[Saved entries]
** begin **
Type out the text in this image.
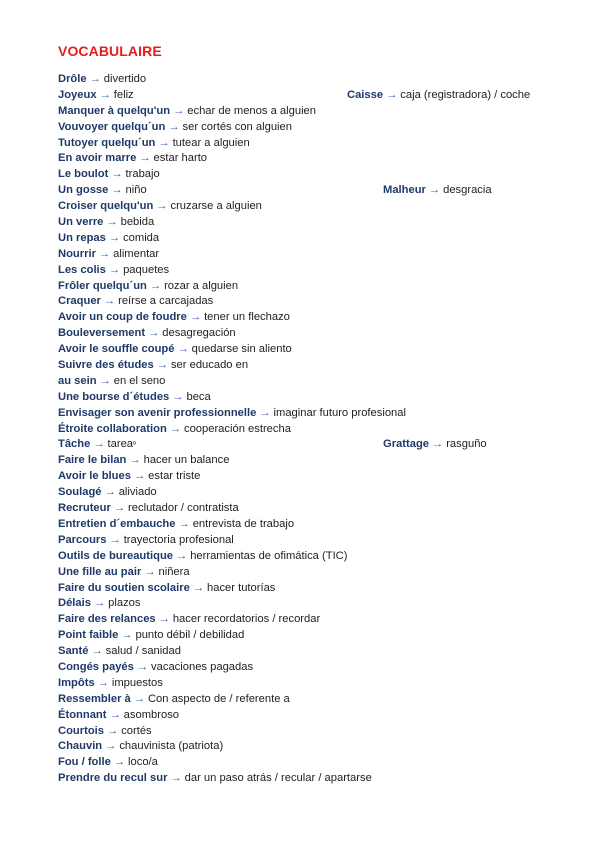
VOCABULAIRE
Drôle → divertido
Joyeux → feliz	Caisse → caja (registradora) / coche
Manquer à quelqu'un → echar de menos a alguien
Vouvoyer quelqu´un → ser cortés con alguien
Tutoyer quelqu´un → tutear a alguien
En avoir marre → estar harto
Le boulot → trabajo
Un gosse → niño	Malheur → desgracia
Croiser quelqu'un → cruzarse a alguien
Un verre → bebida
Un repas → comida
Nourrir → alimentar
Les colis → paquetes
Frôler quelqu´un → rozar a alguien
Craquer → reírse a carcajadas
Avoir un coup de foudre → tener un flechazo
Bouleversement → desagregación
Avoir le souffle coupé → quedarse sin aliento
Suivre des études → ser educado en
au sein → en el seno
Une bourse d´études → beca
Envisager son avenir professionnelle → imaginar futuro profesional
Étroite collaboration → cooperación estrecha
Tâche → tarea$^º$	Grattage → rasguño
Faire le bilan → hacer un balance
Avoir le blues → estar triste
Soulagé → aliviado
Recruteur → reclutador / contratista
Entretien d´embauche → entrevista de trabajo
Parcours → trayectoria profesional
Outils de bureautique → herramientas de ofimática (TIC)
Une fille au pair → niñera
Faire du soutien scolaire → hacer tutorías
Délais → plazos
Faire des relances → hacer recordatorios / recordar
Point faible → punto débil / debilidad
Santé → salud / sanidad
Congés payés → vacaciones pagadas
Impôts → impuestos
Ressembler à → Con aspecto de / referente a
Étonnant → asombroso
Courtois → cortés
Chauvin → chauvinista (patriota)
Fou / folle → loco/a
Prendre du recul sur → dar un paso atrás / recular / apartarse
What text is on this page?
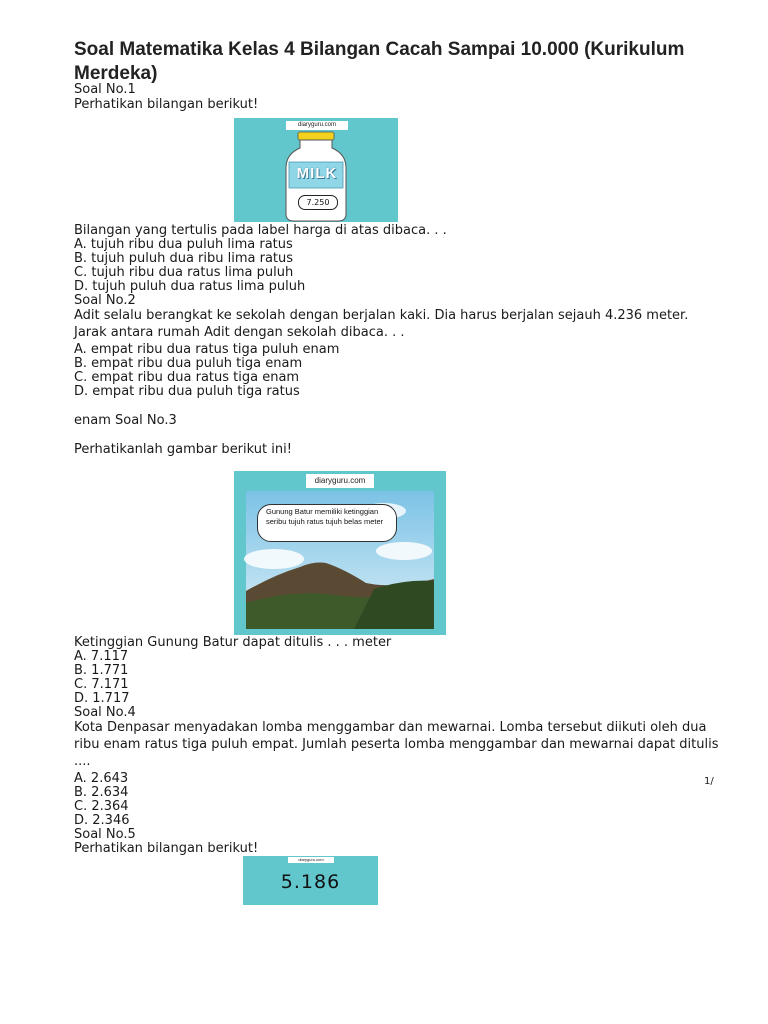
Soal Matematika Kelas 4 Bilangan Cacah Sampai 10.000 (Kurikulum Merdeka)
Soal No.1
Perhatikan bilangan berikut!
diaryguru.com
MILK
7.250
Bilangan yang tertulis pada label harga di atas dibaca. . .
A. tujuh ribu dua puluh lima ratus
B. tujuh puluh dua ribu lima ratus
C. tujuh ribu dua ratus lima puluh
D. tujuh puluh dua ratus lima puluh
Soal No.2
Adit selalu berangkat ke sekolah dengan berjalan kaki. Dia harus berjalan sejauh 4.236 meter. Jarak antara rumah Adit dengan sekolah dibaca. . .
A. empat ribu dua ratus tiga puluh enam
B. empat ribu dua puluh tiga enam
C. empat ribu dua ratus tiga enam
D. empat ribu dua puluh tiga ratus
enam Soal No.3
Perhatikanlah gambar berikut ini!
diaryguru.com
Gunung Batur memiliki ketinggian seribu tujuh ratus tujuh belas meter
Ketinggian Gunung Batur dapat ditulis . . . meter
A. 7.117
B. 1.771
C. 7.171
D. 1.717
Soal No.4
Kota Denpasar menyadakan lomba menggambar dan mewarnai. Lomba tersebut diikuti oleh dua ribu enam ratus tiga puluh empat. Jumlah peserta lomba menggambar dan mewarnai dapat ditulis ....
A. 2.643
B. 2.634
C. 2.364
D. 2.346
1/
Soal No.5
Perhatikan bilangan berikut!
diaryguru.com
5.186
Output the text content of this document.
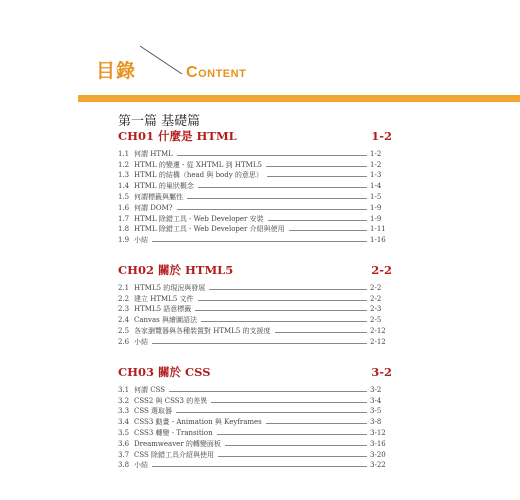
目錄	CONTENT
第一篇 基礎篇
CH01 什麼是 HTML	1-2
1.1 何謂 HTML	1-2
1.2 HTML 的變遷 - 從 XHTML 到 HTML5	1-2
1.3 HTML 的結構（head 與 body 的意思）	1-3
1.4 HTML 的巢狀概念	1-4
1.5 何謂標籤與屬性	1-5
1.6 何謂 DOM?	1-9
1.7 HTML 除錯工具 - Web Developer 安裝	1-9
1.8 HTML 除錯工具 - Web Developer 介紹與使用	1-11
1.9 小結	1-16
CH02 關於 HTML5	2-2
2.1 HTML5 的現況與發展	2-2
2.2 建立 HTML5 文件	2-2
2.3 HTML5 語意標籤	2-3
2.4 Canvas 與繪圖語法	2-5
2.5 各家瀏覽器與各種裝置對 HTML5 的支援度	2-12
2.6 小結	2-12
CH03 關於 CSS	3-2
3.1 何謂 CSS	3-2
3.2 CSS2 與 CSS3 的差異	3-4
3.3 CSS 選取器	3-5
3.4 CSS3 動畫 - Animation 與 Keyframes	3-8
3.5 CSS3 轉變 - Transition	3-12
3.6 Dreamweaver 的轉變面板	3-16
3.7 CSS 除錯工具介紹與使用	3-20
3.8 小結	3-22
** end **
** begin **
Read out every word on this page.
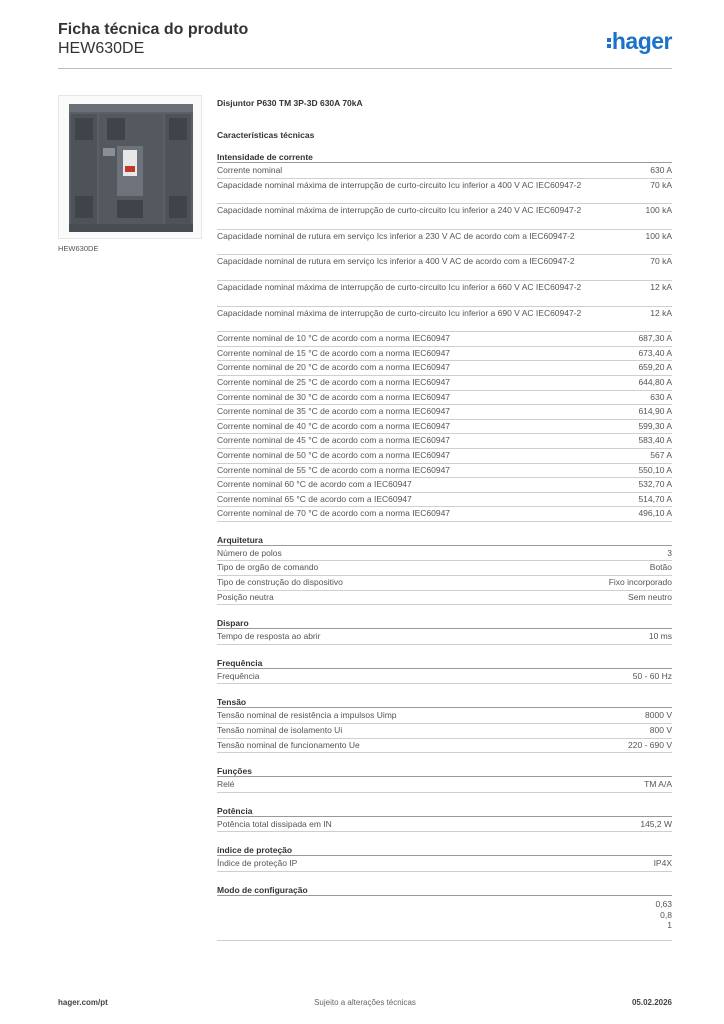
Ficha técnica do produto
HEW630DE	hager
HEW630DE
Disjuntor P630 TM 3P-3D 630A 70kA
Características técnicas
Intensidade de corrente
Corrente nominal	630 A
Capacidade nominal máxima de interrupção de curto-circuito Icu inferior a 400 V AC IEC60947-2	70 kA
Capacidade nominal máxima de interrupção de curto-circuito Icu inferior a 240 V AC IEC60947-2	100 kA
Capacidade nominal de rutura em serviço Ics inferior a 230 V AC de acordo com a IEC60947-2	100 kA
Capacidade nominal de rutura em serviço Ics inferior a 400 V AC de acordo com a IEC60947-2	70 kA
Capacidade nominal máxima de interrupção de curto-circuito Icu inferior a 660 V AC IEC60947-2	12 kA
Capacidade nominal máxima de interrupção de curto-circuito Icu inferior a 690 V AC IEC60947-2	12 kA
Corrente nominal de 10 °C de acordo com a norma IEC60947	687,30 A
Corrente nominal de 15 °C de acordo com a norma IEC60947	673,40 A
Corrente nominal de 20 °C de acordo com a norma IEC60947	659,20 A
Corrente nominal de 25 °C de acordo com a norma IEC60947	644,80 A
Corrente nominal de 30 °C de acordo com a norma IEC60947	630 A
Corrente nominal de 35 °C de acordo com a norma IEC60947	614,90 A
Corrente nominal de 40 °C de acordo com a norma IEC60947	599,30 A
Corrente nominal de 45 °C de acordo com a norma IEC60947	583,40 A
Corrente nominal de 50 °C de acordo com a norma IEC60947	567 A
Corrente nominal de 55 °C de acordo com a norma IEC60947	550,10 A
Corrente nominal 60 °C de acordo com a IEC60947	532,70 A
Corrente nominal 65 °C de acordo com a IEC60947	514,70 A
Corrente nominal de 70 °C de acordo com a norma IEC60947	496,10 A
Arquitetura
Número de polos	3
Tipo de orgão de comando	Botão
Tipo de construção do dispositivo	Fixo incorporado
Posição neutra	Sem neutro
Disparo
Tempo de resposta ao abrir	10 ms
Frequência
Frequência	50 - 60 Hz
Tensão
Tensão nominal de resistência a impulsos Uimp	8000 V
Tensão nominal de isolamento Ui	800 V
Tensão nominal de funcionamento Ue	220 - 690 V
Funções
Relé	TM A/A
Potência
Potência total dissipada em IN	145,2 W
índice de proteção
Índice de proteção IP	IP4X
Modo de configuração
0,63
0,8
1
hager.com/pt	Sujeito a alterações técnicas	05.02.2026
** end **
#### SHORT EXERCISE
Copy all lines in the listing above where the string "técnicas" appears.

#### RESPONSE
Características técnicas
hager.com/pt	Sujeito a alterações técnicas	05.02.2026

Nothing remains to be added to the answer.